> Set problem
Without the images, output each record below as it stands.

══ Materials provided ══

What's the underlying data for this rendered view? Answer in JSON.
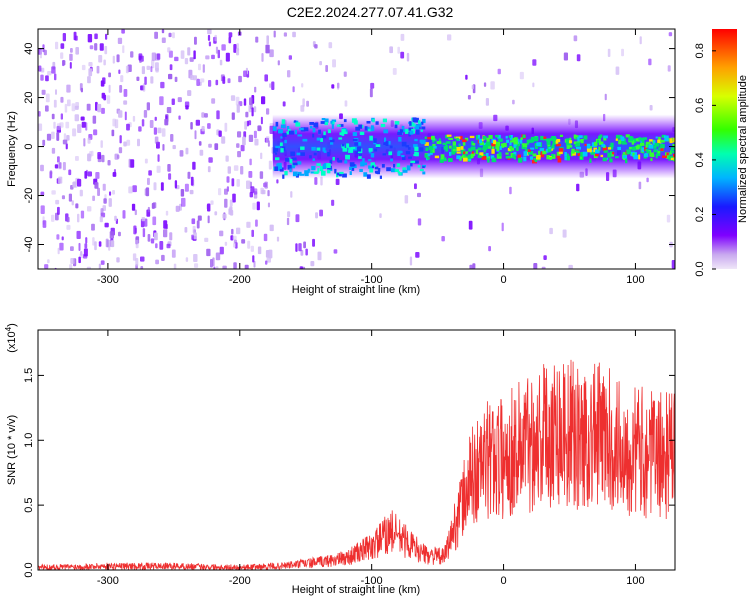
{
  "title": "C2E2.2024.277.07.41.G32",
  "colors": {
    "snr_line": "#ee2f2f",
    "axis": "#000000"
  },
  "chart_data": [
    {
      "type": "heatmap",
      "xlabel": "Height of straight line (km)",
      "ylabel": "Frequency (Hz)",
      "xlim": [
        -353,
        130
      ],
      "ylim": [
        -50,
        48
      ],
      "xticks": [
        -300,
        -200,
        -100,
        0,
        100
      ],
      "yticks": [
        -40,
        -20,
        0,
        20,
        40
      ],
      "colorbar": {
        "label": "Normalized spectral amplitude",
        "range": [
          0.0,
          0.88
        ],
        "ticks": [
          "0.0",
          "0.2",
          "0.4",
          "0.6",
          "0.8"
        ],
        "colormap": "rainbow (violet to red)"
      },
      "signal_band": {
        "center_hz": 0,
        "bandwidth_begins_km": -175,
        "strong_from_km": -60
      }
    },
    {
      "type": "line",
      "xlabel": "Height of straight line (km)",
      "ylabel": "SNR (10 * v/v)",
      "y_scale_label": "(x10",
      "y_scale_exp": "4",
      "y_scale_close": ")",
      "xlim": [
        -353,
        130
      ],
      "ylim": [
        0,
        1.85
      ],
      "xticks": [
        -300,
        -200,
        -100,
        0,
        100
      ],
      "yticks": [
        "0.0",
        "0.5",
        "1.0",
        "1.5"
      ],
      "grid": false,
      "series": [
        {
          "points": [
            [
              -353,
              0.02
            ],
            [
              -300,
              0.03
            ],
            [
              -250,
              0.03
            ],
            [
              -200,
              0.02
            ],
            [
              -170,
              0.03
            ],
            [
              -140,
              0.06
            ],
            [
              -120,
              0.09
            ],
            [
              -100,
              0.18
            ],
            [
              -85,
              0.3
            ],
            [
              -78,
              0.25
            ],
            [
              -60,
              0.12
            ],
            [
              -45,
              0.1
            ],
            [
              -35,
              0.4
            ],
            [
              -25,
              0.7
            ],
            [
              -15,
              0.82
            ],
            [
              -5,
              0.88
            ],
            [
              0,
              0.85
            ],
            [
              10,
              0.95
            ],
            [
              20,
              1.0
            ],
            [
              30,
              1.05
            ],
            [
              40,
              1.1
            ],
            [
              50,
              1.05
            ],
            [
              60,
              1.0
            ],
            [
              70,
              1.05
            ],
            [
              80,
              1.0
            ],
            [
              90,
              0.95
            ],
            [
              100,
              0.92
            ],
            [
              110,
              0.9
            ],
            [
              120,
              0.88
            ],
            [
              130,
              0.9
            ]
          ]
        }
      ]
    }
  ]
}
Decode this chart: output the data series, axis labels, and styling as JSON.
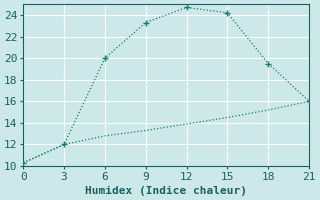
{
  "xlabel": "Humidex (Indice chaleur)",
  "bg_color": "#cce8e8",
  "grid_color": "#ffffff",
  "line_color": "#1a7a6e",
  "line1_x": [
    0,
    3,
    6,
    9,
    12,
    15,
    18,
    21
  ],
  "line1_y": [
    10.3,
    12.0,
    20.0,
    23.3,
    24.7,
    24.2,
    19.5,
    16.0
  ],
  "line2_x": [
    0,
    3,
    6,
    9,
    12,
    15,
    18,
    21
  ],
  "line2_y": [
    10.3,
    12.0,
    12.8,
    13.3,
    13.9,
    14.5,
    15.2,
    16.0
  ],
  "xlim": [
    0,
    21
  ],
  "ylim": [
    10,
    25
  ],
  "xticks": [
    0,
    3,
    6,
    9,
    12,
    15,
    18,
    21
  ],
  "yticks": [
    10,
    12,
    14,
    16,
    18,
    20,
    22,
    24
  ],
  "xlabel_fontsize": 8,
  "tick_fontsize": 8,
  "tick_color": "#1a6060"
}
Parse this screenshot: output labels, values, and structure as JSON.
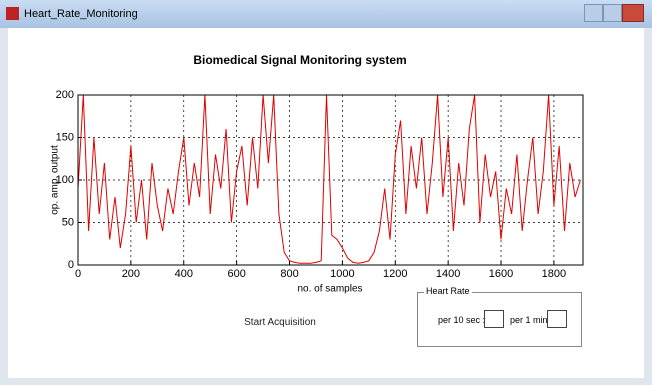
{
  "window": {
    "title": "Heart_Rate_Monitoring"
  },
  "chart_data": {
    "type": "line",
    "title": "Biomedical Signal Monitoring system",
    "x_label": "no. of samples",
    "y_label": "op. amp. output",
    "x": [
      0,
      20,
      40,
      60,
      80,
      100,
      120,
      140,
      160,
      180,
      200,
      220,
      240,
      260,
      280,
      300,
      320,
      340,
      360,
      380,
      400,
      420,
      440,
      460,
      480,
      500,
      520,
      540,
      560,
      580,
      600,
      620,
      640,
      660,
      680,
      700,
      720,
      740,
      760,
      780,
      800,
      820,
      840,
      860,
      880,
      900,
      920,
      940,
      960,
      980,
      1000,
      1020,
      1040,
      1060,
      1080,
      1100,
      1120,
      1140,
      1160,
      1180,
      1200,
      1220,
      1240,
      1260,
      1280,
      1300,
      1320,
      1340,
      1360,
      1380,
      1400,
      1420,
      1440,
      1460,
      1480,
      1500,
      1520,
      1540,
      1560,
      1580,
      1600,
      1620,
      1640,
      1660,
      1680,
      1700,
      1720,
      1740,
      1760,
      1780,
      1800,
      1820,
      1840,
      1860,
      1880,
      1900
    ],
    "values": [
      90,
      200,
      40,
      150,
      60,
      120,
      30,
      80,
      20,
      60,
      140,
      50,
      100,
      30,
      120,
      70,
      40,
      90,
      60,
      110,
      150,
      70,
      120,
      80,
      200,
      60,
      130,
      90,
      160,
      50,
      110,
      140,
      70,
      150,
      90,
      200,
      120,
      200,
      60,
      15,
      5,
      3,
      2,
      2,
      2,
      3,
      5,
      200,
      35,
      30,
      20,
      8,
      3,
      2,
      3,
      5,
      15,
      40,
      90,
      30,
      130,
      170,
      60,
      140,
      90,
      150,
      60,
      120,
      200,
      80,
      150,
      40,
      120,
      70,
      160,
      200,
      50,
      130,
      80,
      110,
      30,
      90,
      60,
      130,
      40,
      100,
      150,
      60,
      110,
      200,
      70,
      140,
      40,
      120,
      80,
      100
    ],
    "color": "#e00000",
    "xlim": [
      0,
      1910
    ],
    "ylim": [
      0,
      200
    ],
    "xticks": [
      0,
      200,
      400,
      600,
      800,
      1000,
      1200,
      1400,
      1600,
      1800
    ],
    "yticks": [
      0,
      50,
      100,
      150,
      200
    ],
    "grid": true
  },
  "controls": {
    "button": "Start Acquisition",
    "panel": {
      "title": "Heart Rate",
      "fields": [
        "per 10 sec :",
        "per 1 min :"
      ]
    }
  }
}
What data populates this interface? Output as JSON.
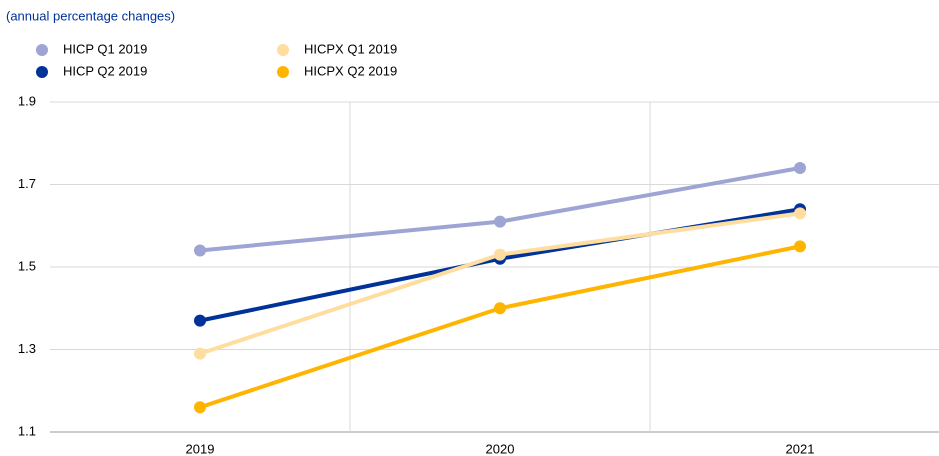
{
  "chart_data": {
    "type": "line",
    "subtitle": "(annual percentage changes)",
    "categories": [
      "2019",
      "2020",
      "2021"
    ],
    "series": [
      {
        "name": "HICP Q1 2019",
        "color": "#9ea4d4",
        "values": [
          1.54,
          1.61,
          1.74
        ]
      },
      {
        "name": "HICP Q2 2019",
        "color": "#003299",
        "values": [
          1.37,
          1.52,
          1.64
        ]
      },
      {
        "name": "HICPX Q1 2019",
        "color": "#fedd9e",
        "values": [
          1.29,
          1.53,
          1.63
        ]
      },
      {
        "name": "HICPX Q2 2019",
        "color": "#ffb400",
        "values": [
          1.16,
          1.4,
          1.55
        ]
      }
    ],
    "ylim": [
      1.1,
      1.9
    ],
    "yticks": [
      1.1,
      1.3,
      1.5,
      1.7,
      1.9
    ],
    "grid": true,
    "legend": "top-left"
  }
}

═══

> Answer for the task
What's the underlying data for this rendered view? Answer in JSON.
{
  "title": "C2E2.2024.277.07.41.G32",
  "colors": {
    "snr_line": "#ee2f2f",
    "axis": "#000000"
  },
  "chart_data": [
    {
      "type": "heatmap",
      "xlabel": "Height of straight line (km)",
      "ylabel": "Frequency (Hz)",
      "xlim": [
        -353,
        130
      ],
      "ylim": [
        -50,
        48
      ],
      "xticks": [
        -300,
        -200,
        -100,
        0,
        100
      ],
      "yticks": [
        -40,
        -20,
        0,
        20,
        40
      ],
      "colorbar": {
        "label": "Normalized spectral amplitude",
        "range": [
          0.0,
          0.88
        ],
        "ticks": [
          "0.0",
          "0.2",
          "0.4",
          "0.6",
          "0.8"
        ],
        "colormap": "rainbow (violet to red)"
      },
      "signal_band": {
        "center_hz": 0,
        "bandwidth_begins_km": -175,
        "strong_from_km": -60
      }
    },
    {
      "type": "line",
      "xlabel": "Height of straight line (km)",
      "ylabel": "SNR (10 * v/v)",
      "y_scale_label": "(x10",
      "y_scale_exp": "4",
      "y_scale_close": ")",
      "xlim": [
        -353,
        130
      ],
      "ylim": [
        0,
        1.85
      ],
      "xticks": [
        -300,
        -200,
        -100,
        0,
        100
      ],
      "yticks": [
        "0.0",
        "0.5",
        "1.0",
        "1.5"
      ],
      "grid": false,
      "series": [
        {
          "points": [
            [
              -353,
              0.02
            ],
            [
              -300,
              0.03
            ],
            [
              -250,
              0.03
            ],
            [
              -200,
              0.02
            ],
            [
              -170,
              0.03
            ],
            [
              -140,
              0.06
            ],
            [
              -120,
              0.09
            ],
            [
              -100,
              0.18
            ],
            [
              -85,
              0.3
            ],
            [
              -78,
              0.25
            ],
            [
              -60,
              0.12
            ],
            [
              -45,
              0.1
            ],
            [
              -35,
              0.4
            ],
            [
              -25,
              0.7
            ],
            [
              -15,
              0.82
            ],
            [
              -5,
              0.88
            ],
            [
              0,
              0.85
            ],
            [
              10,
              0.95
            ],
            [
              20,
              1.0
            ],
            [
              30,
              1.05
            ],
            [
              40,
              1.1
            ],
            [
              50,
              1.05
            ],
            [
              60,
              1.0
            ],
            [
              70,
              1.05
            ],
            [
              80,
              1.0
            ],
            [
              90,
              0.95
            ],
            [
              100,
              0.92
            ],
            [
              110,
              0.9
            ],
            [
              120,
              0.88
            ],
            [
              130,
              0.9
            ]
          ]
        }
      ]
    }
  ]
}
Decode this chart: output the data series, axis labels, and styling as JSON.
{
  "xlabel": "Humidex (Indice chaleur)",
  "bg_color": "#cce8e8",
  "grid_color": "#ffffff",
  "line_color": "#1a7a6e",
  "line1_x": [
    0,
    3,
    6,
    9,
    12,
    15,
    18,
    21
  ],
  "line1_y": [
    10.3,
    12.0,
    20.0,
    23.3,
    24.7,
    24.2,
    19.5,
    16.0
  ],
  "line2_x": [
    0,
    3,
    6,
    9,
    12,
    15,
    18,
    21
  ],
  "line2_y": [
    10.3,
    12.0,
    12.8,
    13.3,
    13.9,
    14.5,
    15.2,
    16.0
  ],
  "xlim": [
    0,
    21
  ],
  "ylim": [
    10,
    25
  ],
  "xticks": [
    0,
    3,
    6,
    9,
    12,
    15,
    18,
    21
  ],
  "yticks": [
    10,
    12,
    14,
    16,
    18,
    20,
    22,
    24
  ],
  "xlabel_fontsize": 8,
  "tick_fontsize": 8,
  "tick_color": "#1a6060"
}
Parse this screenshot: output labels, values, and structure as JSON.
{
  "window": {
    "title": "Heart_Rate_Monitoring"
  },
  "chart_data": {
    "type": "line",
    "title": "Biomedical Signal Monitoring system",
    "x_label": "no. of samples",
    "y_label": "op. amp. output",
    "x": [
      0,
      20,
      40,
      60,
      80,
      100,
      120,
      140,
      160,
      180,
      200,
      220,
      240,
      260,
      280,
      300,
      320,
      340,
      360,
      380,
      400,
      420,
      440,
      460,
      480,
      500,
      520,
      540,
      560,
      580,
      600,
      620,
      640,
      660,
      680,
      700,
      720,
      740,
      760,
      780,
      800,
      820,
      840,
      860,
      880,
      900,
      920,
      940,
      960,
      980,
      1000,
      1020,
      1040,
      1060,
      1080,
      1100,
      1120,
      1140,
      1160,
      1180,
      1200,
      1220,
      1240,
      1260,
      1280,
      1300,
      1320,
      1340,
      1360,
      1380,
      1400,
      1420,
      1440,
      1460,
      1480,
      1500,
      1520,
      1540,
      1560,
      1580,
      1600,
      1620,
      1640,
      1660,
      1680,
      1700,
      1720,
      1740,
      1760,
      1780,
      1800,
      1820,
      1840,
      1860,
      1880,
      1900
    ],
    "values": [
      90,
      200,
      40,
      150,
      60,
      120,
      30,
      80,
      20,
      60,
      140,
      50,
      100,
      30,
      120,
      70,
      40,
      90,
      60,
      110,
      150,
      70,
      120,
      80,
      200,
      60,
      130,
      90,
      160,
      50,
      110,
      140,
      70,
      150,
      90,
      200,
      120,
      200,
      60,
      15,
      5,
      3,
      2,
      2,
      2,
      3,
      5,
      200,
      35,
      30,
      20,
      8,
      3,
      2,
      3,
      5,
      15,
      40,
      90,
      30,
      130,
      170,
      60,
      140,
      90,
      150,
      60,
      120,
      200,
      80,
      150,
      40,
      120,
      70,
      160,
      200,
      50,
      130,
      80,
      110,
      30,
      90,
      60,
      130,
      40,
      100,
      150,
      60,
      110,
      200,
      70,
      140,
      40,
      120,
      80,
      100
    ],
    "color": "#e00000",
    "xlim": [
      0,
      1910
    ],
    "ylim": [
      0,
      200
    ],
    "xticks": [
      0,
      200,
      400,
      600,
      800,
      1000,
      1200,
      1400,
      1600,
      1800
    ],
    "yticks": [
      0,
      50,
      100,
      150,
      200
    ],
    "grid": true
  },
  "controls": {
    "button": "Start Acquisition",
    "panel": {
      "title": "Heart Rate",
      "fields": [
        "per 10 sec :",
        "per 1 min :"
      ]
    }
  }
}
What data populates this interface? Output as JSON.
{
  "chart_data": {
    "type": "line",
    "subtitle": "(annual percentage changes)",
    "categories": [
      "2019",
      "2020",
      "2021"
    ],
    "series": [
      {
        "name": "HICP Q1 2019",
        "color": "#9ea4d4",
        "values": [
          1.54,
          1.61,
          1.74
        ]
      },
      {
        "name": "HICP Q2 2019",
        "color": "#003299",
        "values": [
          1.37,
          1.52,
          1.64
        ]
      },
      {
        "name": "HICPX Q1 2019",
        "color": "#fedd9e",
        "values": [
          1.29,
          1.53,
          1.63
        ]
      },
      {
        "name": "HICPX Q2 2019",
        "color": "#ffb400",
        "values": [
          1.16,
          1.4,
          1.55
        ]
      }
    ],
    "ylim": [
      1.1,
      1.9
    ],
    "yticks": [
      1.1,
      1.3,
      1.5,
      1.7,
      1.9
    ],
    "grid": true,
    "legend": "top-left"
  }
}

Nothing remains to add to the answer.